Given text
▼
# Pallet Adhesives For DTG???



## rwshirts (Dec 5, 2007)

For those doing DTG printing, do you use or need a pallet adhesive for the bulkier items like.....hoodies?? In demos, I've only seen them wrap the shirts around the pallet, then print. How do you keep the bulkier items flat so that you get a consistent print??

RW


----------



## martinwoods (Jul 20, 2006)

You do not need adhesive.Not sure if you have a DTG or other dtg printer but we have an anajet and brother and most items work fine but if it is something big that sticks up and you just can't get it down, we just use tape. Maybe others will have more ideas but we just use tape and have never had a problem

Good luck


----------



## zoom_monster (Sep 20, 2006)

rwshirts said:


> For those doing DTG printing, do you use or need a pallet adhesive for the bulkier items like.....hoodies?? In demos, I've only seen them wrap the shirts around the pallet, then print. How do you keep the bulkier items flat so that you get a consistent print??
> 
> RW


Spraying Adhesive around these machines is probably not a good idea. If needed, I would use a pallet tape(used for screenprinting) and/or take the pallet out of the machine and spray away from the room containing the printer. In my case, pressing the garment will take out wrinkles and creases that might impact printing. On really bulky items, I've heard of people using chip clips to help tuck stuff away


----------



## sunnydayz (Jun 22, 2007)
▲
Data listing
▼
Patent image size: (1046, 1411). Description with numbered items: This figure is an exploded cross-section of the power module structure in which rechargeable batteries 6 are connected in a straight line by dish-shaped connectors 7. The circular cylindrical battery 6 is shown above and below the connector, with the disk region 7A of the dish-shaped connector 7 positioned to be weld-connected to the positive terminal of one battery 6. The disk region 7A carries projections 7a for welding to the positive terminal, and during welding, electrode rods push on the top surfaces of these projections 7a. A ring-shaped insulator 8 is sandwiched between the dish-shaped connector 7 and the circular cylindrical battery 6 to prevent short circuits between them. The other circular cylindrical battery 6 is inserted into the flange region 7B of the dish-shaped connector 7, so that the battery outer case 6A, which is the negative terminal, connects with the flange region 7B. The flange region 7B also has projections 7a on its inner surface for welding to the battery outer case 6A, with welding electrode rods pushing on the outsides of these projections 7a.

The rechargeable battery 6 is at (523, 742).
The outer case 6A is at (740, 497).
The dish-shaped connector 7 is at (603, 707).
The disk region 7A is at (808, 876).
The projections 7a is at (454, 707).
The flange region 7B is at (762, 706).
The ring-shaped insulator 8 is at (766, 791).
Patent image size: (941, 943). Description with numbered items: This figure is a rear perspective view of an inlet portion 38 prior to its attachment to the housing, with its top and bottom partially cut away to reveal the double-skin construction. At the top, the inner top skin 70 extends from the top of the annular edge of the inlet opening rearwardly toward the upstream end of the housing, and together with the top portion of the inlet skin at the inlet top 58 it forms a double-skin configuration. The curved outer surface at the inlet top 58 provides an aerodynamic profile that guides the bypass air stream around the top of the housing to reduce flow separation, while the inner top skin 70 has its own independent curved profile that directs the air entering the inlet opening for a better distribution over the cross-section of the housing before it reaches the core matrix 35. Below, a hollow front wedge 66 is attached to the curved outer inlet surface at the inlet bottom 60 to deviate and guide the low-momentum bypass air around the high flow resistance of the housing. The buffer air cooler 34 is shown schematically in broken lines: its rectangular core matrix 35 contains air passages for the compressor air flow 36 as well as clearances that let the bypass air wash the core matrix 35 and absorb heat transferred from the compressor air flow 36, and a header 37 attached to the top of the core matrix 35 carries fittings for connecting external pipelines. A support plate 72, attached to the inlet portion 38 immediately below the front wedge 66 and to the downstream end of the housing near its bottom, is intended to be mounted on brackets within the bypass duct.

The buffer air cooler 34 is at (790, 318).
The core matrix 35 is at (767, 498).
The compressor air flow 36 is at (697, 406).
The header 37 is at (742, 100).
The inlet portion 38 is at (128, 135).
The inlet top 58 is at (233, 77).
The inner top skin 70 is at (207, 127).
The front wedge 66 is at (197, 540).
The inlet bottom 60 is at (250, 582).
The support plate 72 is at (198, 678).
▲
Given exercise
From the forum thread on pallet adhesives, copy word for word the passage starting with "## martinwoods (Jul" and going on through "(Sep 20, 2006)". The data was drawn from a separate source.

Exercise output
## martinwoods (Jul 20, 2006)

You do not need adhesive.Not sure if you have a DTG or other dtg printer but we have an anajet and brother and most items work fine but if it is something big that sticks up and you just can't get it down, we just use tape. Maybe others will have more ideas but we just use tape and have never had a problem

Good luck


----------



## zoom_monster (Sep 20, 2006)